Work to be completed -
Collect all lines containing the word "Никл" from the data.

══ Working data

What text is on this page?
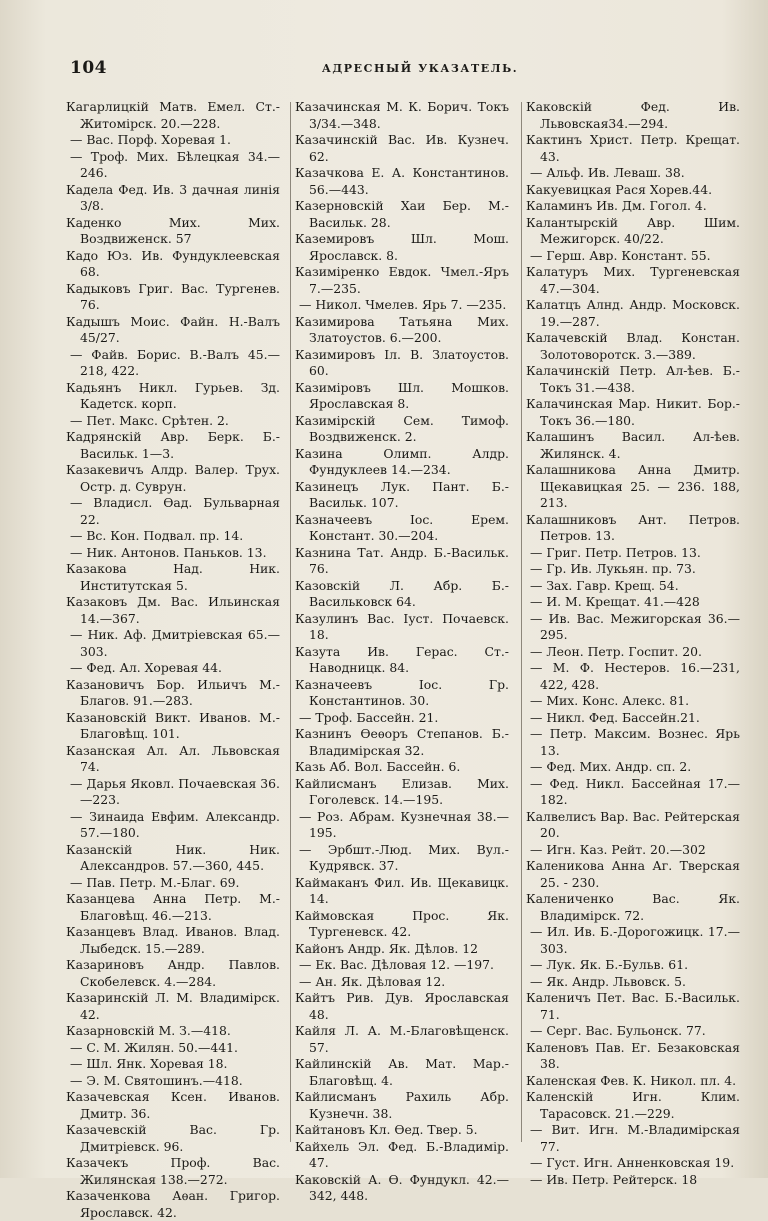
104	АДРЕСНЫЙ УКАЗАТЕЛЬ.
Кагарлицкій Матв. Емел. Ст.-Житомірск. 20.—228.
— Вас. Порф. Хоревая 1.
— Троф. Мих. Бѣлецкая 34.—246.
Кадела Фед. Ив. 3 дачная линія 3/8.
Каденко Мих. Мих. Воздвиженск. 57
Кадо Юз. Ив. Фундуклеевская 68.
Кадыковъ Григ. Вас. Тургенев. 76.
Кадышъ Моис. Файн. Н.-Валъ 45/27.
— Файв. Борис. В.-Валъ 45.—218, 422.
Кадьянъ Никл. Гурьев. Зд. Кадетск. корп.
— Пет. Макс. Срѣтен. 2.
Кадрянскій Авр. Берк. Б.-Васильк. 1—3.
Казакевичъ Алдр. Валер. Трух. Остр. д. Суврун.
— Владисл. Ѳад. Бульварная 22.
— Вс. Кон. Подвал. пр. 14.
— Ник. Антонов. Паньков. 13.
Казакова Над. Ник. Институтская 5.
Казаковъ Дм. Вас. Ильинская 14.—367.
— Ник. Аф. Дмитріевская 65.—303.
— Фед. Ал. Хоревая 44.
Казановичъ Бор. Ильичъ М.-Благов. 91.—283.
Казановскій Викт. Иванов. М.-Благовѣщ. 101.
Казанская Ал. Ал. Львовская 74.
— Дарья Яковл. Почаевская 36.—223.
— Зинаида Евфим. Александр. 57.—180.
Казанскій Ник. Ник. Александров. 57.—360, 445.
— Пав. Петр. М.-Благ. 69.
Казанцева Анна Петр. М.-Благовѣщ. 46.—213.
Казанцевъ Влад. Иванов. Влад. Лыбедск. 15.—289.
Казариновъ Андр. Павлов. Скобелевск. 4.—284.
Казаринскій Л. М. Владимірск. 42.
Казарновскій М. З.—418.
— С. М. Жилян. 50.—441.
— Шл. Янк. Хоревая 18.
— Э. М. Святошинъ.—418.
Казачевская Ксен. Иванов. Дмитр. 36.
Казачевскій Вас. Гр. Дмитріевск. 96.
Казачекъ Проф. Вас. Жилянская 138.—272.
Казаченкова Аѳан. Григор. Ярославск. 42.
Казачинская М. К. Борич. Токъ 3/34.—348.
Казачинскій Вас. Ив. Кузнеч. 62.
Казачкова Е. А. Константинов. 56.—443.
Казерновскій Хаи Бер. М.-Васильк. 28.
Каземировъ Шл. Мош. Ярославск. 8.
Казиміренко Евдок. Чмел.-Яръ 7.—235.
— Никол. Чмелев. Ярь 7. —235.
Казимирова Татьяна Мих. Златоустов. 6.—200.
Казимировъ Іл. В. Златоустов. 60.
Казиміровъ Шл. Мошков. Ярославская 8.
Казимірскій Сем. Тимоф. Воздвиженск. 2.
Казина Олимп. Алдр. Фундуклеев 14.—234.
Казинецъ Лук. Пант. Б.-Васильк. 107.
Казначеевъ Іос. Ерем. Констант. 30.—204.
Казнина Тат. Андр. Б.-Васильк. 76.
Казовскій Л. Абр. Б.-Васильковск 64.
Казулинъ Вас. Іуст. Почаевск. 18.
Казута Ив. Герас. Ст.-Наводницк. 84.
Казначеевъ Іос. Гр. Константинов. 30.
— Троф. Бассейн. 21.
Казнинъ Ѳеѳоръ Степанов. Б.-Владимірская 32.
Казь Аб. Вол. Бассейн. 6.
Кайлисманъ Елизав. Мих. Гоголевск. 14.—195.
— Роз. Абрам. Кузнечная 38.—195.
— Эрбшт.-Люд. Мих. Вул.-Кудрявск. 37.
Каймаканъ Фил. Ив. Щекавицк. 14.
Каймовская Прос. Як. Тургеневск. 42.
Кайонъ Андр. Як. Дѣлов. 12
— Ек. Вас. Дѣловая 12. —197.
— Ан. Як. Дѣловая 12.
Кайтъ Рив. Дув. Ярославская 48.
Кайля Л. А. М.-Благовѣщенск. 57.
Кайлинскій Ав. Мат. Мар.-Благовѣщ. 4.
Кайлисманъ Рахиль Абр. Кузнечн. 38.
Кайтановъ Кл. Ѳед. Твер. 5.
Кайхель Эл. Фед. Б.-Владимір. 47.
Каковскій А. Ѳ. Фундукл. 42.—342, 448.
Каковскій Фед. Ив. Львовская34.—294.
Кактинъ Христ. Петр. Крещат. 43.
— Альф. Ив. Леваш. 38.
Какуевицкая Рася Хорев.44.
Каламинъ Ив. Дм. Гогол. 4.
Калантырскій Авр. Шим. Межигорск. 40/22.
— Герш. Авр. Констант. 55.
Калатуръ Мих. Тургеневская 47.—304.
Калатцъ Алнд. Андр. Московск. 19.—287.
Калачевскій Влад. Констан. Золотоворотск. 3.—389.
Калачинскій Петр. Ал-ѣев. Б.-Токъ 31.—438.
Калачинская Мар. Никит. Бор.-Токъ 36.—180.
Калашинъ Васил. Ал-ѣев. Жилянск. 4.
Калашникова Анна Дмитр. Щекавицкая 25. — 236. 188, 213.
Калашниковъ Ант. Петров. Петров. 13.
— Григ. Петр. Петров. 13.
— Гр. Ив. Лукьян. пр. 73.
— Зах. Гавр. Крещ. 54.
— И. М. Крещат. 41.—428
— Ив. Вас. Межигорская 36.—295.
— Леон. Петр. Госпит. 20.
— М. Ф. Нестеров. 16.—231, 422, 428.
— Мих. Конс. Алекс. 81.
— Никл. Фед. Бассейн.21.
— Петр. Максим. Вознес. Ярь 13.
— Фед. Мих. Андр. сп. 2.
— Фед. Никл. Бассейная 17.—182.
Калвелисъ Вар. Вас. Рейтерская 20.
— Игн. Каз. Рейт. 20.—302
Каленикова Анна Аг. Тверская 25. - 230.
Калениченко Вас. Як. Владимірск. 72.
— Ил. Ив. Б.-Дорогожицк. 17.—303.
— Лук. Як. Б.-Бульв. 61.
— Як. Андр. Львовск. 5.
Каленичъ Пет. Вас. Б.-Васильк. 71.
— Серг. Вас. Бульонск. 77.
Каленовъ Пав. Ег. Безаковская 38.
Каленская Фев. К. Никол. пл. 4.
Каленскій Игн. Клим. Тарасовск. 21.—229.
— Вит. Игн. М.-Владимірская 77.
— Густ. Игн. Анненковская 19.
— Ив. Петр. Рейтерск. 18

════

Output below -
Кадьянъ Никл. Гурьев. Зд. Кадетск. корп.
— Никл. Фед. Бассейн.21.
— Фед. Никл. Бассейная 17.—182.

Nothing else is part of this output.